[Items from a dataset]
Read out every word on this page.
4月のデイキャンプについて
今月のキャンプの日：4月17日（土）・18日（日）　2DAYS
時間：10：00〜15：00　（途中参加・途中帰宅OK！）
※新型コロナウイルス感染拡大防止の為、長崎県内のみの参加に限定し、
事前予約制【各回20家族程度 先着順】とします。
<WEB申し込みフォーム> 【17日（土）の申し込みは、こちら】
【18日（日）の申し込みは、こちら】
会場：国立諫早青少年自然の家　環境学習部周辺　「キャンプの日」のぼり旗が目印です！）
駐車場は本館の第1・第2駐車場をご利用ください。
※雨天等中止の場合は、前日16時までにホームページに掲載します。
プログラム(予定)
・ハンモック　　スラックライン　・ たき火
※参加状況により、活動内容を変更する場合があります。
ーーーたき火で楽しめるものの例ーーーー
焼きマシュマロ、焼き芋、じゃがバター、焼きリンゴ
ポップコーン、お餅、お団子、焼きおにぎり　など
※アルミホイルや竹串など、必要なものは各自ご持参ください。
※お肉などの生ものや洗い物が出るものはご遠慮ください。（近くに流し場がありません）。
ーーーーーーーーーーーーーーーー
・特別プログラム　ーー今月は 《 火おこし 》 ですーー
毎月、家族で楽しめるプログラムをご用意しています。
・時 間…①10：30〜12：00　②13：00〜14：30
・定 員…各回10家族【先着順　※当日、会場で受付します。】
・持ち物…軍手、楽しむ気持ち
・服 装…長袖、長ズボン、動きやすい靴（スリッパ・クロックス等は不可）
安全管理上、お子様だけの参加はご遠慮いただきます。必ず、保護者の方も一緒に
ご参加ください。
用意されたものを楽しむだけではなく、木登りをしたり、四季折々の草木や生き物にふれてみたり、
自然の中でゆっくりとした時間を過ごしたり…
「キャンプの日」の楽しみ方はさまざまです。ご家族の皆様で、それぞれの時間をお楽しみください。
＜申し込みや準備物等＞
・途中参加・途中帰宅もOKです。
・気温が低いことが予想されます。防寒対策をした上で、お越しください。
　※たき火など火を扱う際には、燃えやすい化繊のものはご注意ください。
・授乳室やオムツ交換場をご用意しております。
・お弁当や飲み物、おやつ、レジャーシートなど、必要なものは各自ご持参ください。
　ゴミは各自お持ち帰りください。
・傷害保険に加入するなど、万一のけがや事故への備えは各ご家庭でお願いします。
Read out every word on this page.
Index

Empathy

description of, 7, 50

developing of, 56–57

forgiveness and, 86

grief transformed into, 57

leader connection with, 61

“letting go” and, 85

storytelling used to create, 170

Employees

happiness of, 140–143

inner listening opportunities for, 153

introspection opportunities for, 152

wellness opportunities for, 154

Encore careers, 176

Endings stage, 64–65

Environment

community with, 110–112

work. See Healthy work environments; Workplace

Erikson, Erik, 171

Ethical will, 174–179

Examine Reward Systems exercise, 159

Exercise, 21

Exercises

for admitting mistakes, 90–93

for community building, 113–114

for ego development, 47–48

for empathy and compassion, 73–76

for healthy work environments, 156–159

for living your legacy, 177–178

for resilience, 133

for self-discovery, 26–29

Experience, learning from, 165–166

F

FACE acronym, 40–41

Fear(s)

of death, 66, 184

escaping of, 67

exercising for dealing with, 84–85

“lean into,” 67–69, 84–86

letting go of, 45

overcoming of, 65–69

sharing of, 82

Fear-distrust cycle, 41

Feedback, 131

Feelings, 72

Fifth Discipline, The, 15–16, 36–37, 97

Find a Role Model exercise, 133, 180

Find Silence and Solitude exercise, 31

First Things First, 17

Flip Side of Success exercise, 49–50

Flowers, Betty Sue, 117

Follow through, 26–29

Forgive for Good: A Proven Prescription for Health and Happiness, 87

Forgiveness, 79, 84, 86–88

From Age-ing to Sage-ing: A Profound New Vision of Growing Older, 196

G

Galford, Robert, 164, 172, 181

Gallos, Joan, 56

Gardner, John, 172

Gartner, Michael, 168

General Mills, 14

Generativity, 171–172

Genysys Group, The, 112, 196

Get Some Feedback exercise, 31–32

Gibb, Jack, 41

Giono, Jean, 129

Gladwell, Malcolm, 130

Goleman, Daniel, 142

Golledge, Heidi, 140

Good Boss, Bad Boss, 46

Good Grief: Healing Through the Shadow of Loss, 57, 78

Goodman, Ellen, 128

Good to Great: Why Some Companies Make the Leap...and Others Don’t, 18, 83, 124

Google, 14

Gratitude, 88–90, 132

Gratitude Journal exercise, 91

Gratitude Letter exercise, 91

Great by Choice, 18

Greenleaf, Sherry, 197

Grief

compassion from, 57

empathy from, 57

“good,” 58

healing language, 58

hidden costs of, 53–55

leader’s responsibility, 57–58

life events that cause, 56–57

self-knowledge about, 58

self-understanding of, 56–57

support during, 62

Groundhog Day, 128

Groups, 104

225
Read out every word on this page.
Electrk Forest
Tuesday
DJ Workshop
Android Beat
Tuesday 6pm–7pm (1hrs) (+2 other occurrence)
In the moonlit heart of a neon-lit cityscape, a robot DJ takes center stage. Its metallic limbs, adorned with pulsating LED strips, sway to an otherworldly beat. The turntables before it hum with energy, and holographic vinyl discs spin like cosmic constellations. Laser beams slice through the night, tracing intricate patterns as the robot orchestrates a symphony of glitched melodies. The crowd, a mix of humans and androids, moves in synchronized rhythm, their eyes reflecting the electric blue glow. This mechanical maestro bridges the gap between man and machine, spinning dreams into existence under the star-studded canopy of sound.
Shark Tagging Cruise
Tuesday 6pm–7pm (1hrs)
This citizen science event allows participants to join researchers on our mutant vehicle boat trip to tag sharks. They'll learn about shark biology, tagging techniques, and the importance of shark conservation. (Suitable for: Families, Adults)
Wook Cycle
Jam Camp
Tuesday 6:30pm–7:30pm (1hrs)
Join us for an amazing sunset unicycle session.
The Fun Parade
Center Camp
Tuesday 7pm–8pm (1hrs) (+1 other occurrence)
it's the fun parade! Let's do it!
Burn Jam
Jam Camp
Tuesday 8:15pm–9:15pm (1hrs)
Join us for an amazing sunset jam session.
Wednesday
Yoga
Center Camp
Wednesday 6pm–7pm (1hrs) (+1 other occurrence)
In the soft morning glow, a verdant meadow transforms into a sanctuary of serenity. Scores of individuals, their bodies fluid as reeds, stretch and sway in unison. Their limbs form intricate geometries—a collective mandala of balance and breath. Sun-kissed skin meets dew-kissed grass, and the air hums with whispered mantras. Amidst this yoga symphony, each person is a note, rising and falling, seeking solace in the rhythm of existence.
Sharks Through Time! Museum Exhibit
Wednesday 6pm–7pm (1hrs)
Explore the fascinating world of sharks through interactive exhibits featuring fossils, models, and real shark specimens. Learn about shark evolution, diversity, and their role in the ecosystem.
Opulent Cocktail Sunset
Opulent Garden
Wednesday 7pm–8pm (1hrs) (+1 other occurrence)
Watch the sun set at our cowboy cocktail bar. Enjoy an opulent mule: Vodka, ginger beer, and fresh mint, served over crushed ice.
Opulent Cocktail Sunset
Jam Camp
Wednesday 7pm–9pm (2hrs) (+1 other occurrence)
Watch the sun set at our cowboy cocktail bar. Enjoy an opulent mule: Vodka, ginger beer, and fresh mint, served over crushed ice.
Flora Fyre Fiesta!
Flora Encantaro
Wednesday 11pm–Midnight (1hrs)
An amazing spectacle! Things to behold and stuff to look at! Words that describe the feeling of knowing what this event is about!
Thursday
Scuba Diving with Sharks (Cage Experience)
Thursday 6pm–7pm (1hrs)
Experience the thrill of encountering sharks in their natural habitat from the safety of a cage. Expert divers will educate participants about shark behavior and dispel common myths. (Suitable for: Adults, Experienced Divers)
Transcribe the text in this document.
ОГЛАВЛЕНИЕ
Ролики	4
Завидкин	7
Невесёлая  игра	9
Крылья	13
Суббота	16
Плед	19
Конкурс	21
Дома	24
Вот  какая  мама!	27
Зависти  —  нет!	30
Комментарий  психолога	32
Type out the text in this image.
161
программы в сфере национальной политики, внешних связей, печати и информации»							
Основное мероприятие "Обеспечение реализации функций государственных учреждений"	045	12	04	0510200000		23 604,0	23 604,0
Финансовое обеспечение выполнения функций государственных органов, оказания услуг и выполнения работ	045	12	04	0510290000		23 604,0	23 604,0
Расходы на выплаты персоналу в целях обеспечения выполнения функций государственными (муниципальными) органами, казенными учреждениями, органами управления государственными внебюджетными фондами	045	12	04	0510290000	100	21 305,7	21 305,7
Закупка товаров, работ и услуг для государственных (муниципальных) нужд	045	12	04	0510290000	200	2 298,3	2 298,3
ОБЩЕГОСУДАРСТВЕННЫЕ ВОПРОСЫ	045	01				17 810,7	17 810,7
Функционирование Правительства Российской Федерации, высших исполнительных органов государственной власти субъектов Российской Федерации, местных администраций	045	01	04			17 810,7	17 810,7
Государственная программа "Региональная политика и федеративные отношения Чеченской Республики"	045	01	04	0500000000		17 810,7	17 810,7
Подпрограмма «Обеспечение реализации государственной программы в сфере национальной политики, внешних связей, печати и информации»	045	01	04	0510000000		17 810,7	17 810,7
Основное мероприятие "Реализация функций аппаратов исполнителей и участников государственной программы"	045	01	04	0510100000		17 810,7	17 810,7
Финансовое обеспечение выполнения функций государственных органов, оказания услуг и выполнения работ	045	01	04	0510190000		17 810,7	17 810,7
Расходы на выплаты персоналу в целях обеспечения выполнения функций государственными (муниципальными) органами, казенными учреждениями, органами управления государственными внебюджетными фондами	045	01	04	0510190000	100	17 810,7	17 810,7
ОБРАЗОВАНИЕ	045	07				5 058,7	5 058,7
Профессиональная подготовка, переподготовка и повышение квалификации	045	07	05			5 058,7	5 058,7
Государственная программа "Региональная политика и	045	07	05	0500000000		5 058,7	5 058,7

=== WHAT IS REQUIRED ===
Lines containing the word "информации" must all be returned from the material above.

=== WRITTEN ANSWER ===
программы в сфере национальной политики, внешних связей, печати и информации»							
Подпрограмма «Обеспечение реализации государственной программы в сфере национальной политики, внешних связей, печати и информации»	045	01	04	0510000000		17 810,7	17 810,7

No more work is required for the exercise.